══ TEXT
So, please, what on Earth made Nokia so much inferior to Samsung had they had to compete on even ground?

Nokia was out-executing Samsung easily for the previous decade, so please, why would they have stood no chance against Samsung? Nothing you said gives a good explanation for it.

Nokia already had the market, all they needed to do was stuff the channel with desirable products and they'd have won by default.
People were WAITING for Nokia to go Android - yes - imagine that! Most Europeans who were planning to upgrade would have eagerly waited a bit if they could get a Nokia phone instead od Samsung. Well, as Elop decided it wasn't to happen - and the result was an instant crash. With their past reputation they would have easily crushed Samsung who aren't really that popular, just considered the least of all evils.

But I guess that's something an American will never be able to understand.


Boron95 plays according to the book: Repeat lies until they have become "true" and never ever admit counter arguments and fact even deserve mentioning.

So Vatar

Baron does not add any new insight to the discussion. He repeats the same stuff over and over again and hopes that something sticks. He is not open to an honest discussion, has his pre-determined picture of the world, and interprets everything using only his narrow frame.

He is sometimes funny and sometimes just over the top. But he is not to be taken seriously. I would just ignore him.

(And Tomi, as this post has really nothing to do with OPK vs Flop please delete it once you've read it. Thanks.)


"He is sometimes funny and sometimes just over the top. But he is not to be taken seriously. I would just ignore him."

I know, but I still believe that more casual readers have to be made aware that he's a plant intent on promoting American business interests. :D


Hi Tomi,

Is there any possibility that the Nokia board could reject the deal? If they do, presumably Mr Elop will be back at Microsoft and his successor will have to pick a new OS such as Jolla for the future :)


I've never written what you are saying, that is that Nokia had tens of thousands of people working on OS. Android had 500 people because they worked on the sw design of the OS alone.
════
DIRECTIVE 1:
Translate this sentence from the discussion into Spanish: "He is not open to an honest discussion, has his pre-determined picture of the world, and interprets everything using only his narrow frame."
DIRECTIVE 2:
Print the passage of the discussion from "Nokia was out-executing" up to and including "of all evils.".
DIRECTIVE 3:
List every name of a company or operating system that appears in the discussion.
The entries after the discussion are separate material and are unrelated to it.
══ STORED DATA
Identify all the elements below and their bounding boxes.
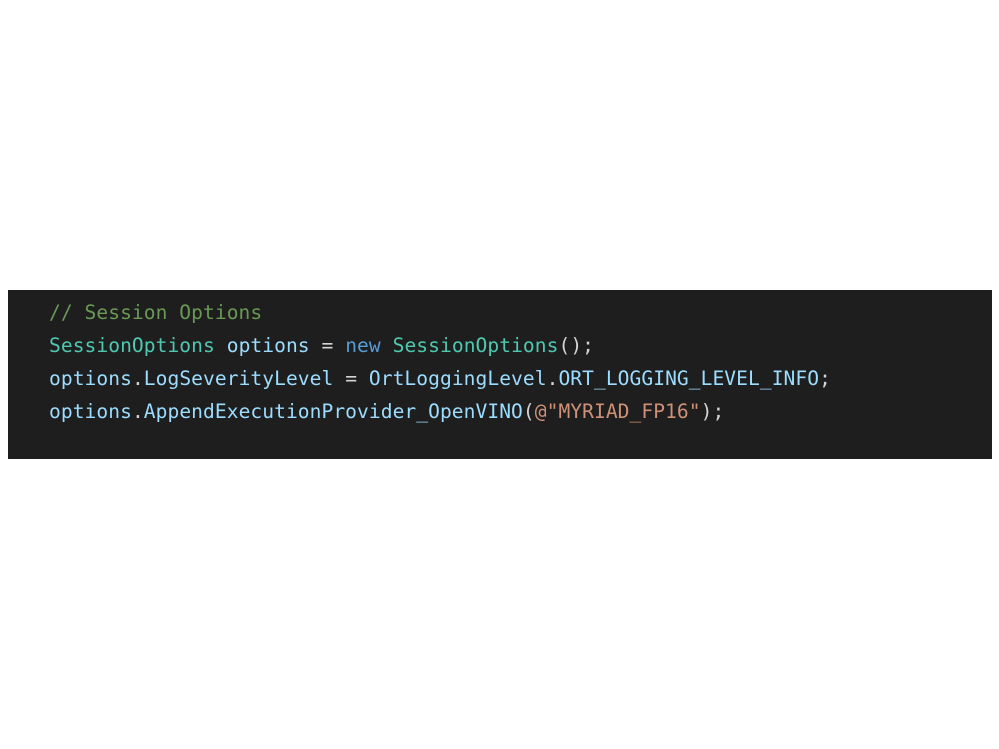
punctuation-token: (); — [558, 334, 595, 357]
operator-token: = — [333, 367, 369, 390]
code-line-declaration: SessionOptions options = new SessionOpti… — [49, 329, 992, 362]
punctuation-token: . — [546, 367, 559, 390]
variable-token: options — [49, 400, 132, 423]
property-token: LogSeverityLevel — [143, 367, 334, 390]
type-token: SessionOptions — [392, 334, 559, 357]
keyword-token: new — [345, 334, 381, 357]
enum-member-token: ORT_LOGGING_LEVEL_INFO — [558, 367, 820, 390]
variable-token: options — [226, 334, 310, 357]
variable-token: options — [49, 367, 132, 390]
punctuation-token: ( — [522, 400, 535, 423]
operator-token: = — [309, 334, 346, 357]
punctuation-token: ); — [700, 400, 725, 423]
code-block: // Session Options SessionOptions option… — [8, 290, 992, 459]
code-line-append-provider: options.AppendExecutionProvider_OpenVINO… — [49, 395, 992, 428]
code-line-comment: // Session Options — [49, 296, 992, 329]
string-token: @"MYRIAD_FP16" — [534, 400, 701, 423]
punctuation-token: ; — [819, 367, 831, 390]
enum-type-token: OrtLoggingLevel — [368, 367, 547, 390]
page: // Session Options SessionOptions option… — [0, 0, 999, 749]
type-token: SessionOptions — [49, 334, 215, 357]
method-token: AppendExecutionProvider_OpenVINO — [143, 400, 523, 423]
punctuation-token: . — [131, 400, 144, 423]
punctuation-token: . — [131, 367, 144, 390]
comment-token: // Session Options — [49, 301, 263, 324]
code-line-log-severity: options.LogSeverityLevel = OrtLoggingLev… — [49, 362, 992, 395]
════
TASK RESPONSE 1:
No está abierto a una discusión honesta, tiene su imagen predeterminada del mundo e interpreta todo usando únicamente su estrecho marco.

TASK RESPONSE 2:
Nokia was out-executing Samsung easily for the previous decade, so please, why would they have stood no chance against Samsung? Nothing you said gives a good explanation for it.

Nokia already had the market, all they needed to do was stuff the channel with desirable products and they'd have won by default.
People were WAITING for Nokia to go Android - yes - imagine that! Most Europeans who were planning to upgrade would have eagerly waited a bit if they could get a Nokia phone instead od Samsung. Well, as Elop decided it wasn't to happen - and the result was an instant crash. With their past reputation they would have easily crushed Samsung who aren't really that popular, just considered the least of all evils.

TASK RESPONSE 3:
Nokia, Samsung, Android, Microsoft, Jolla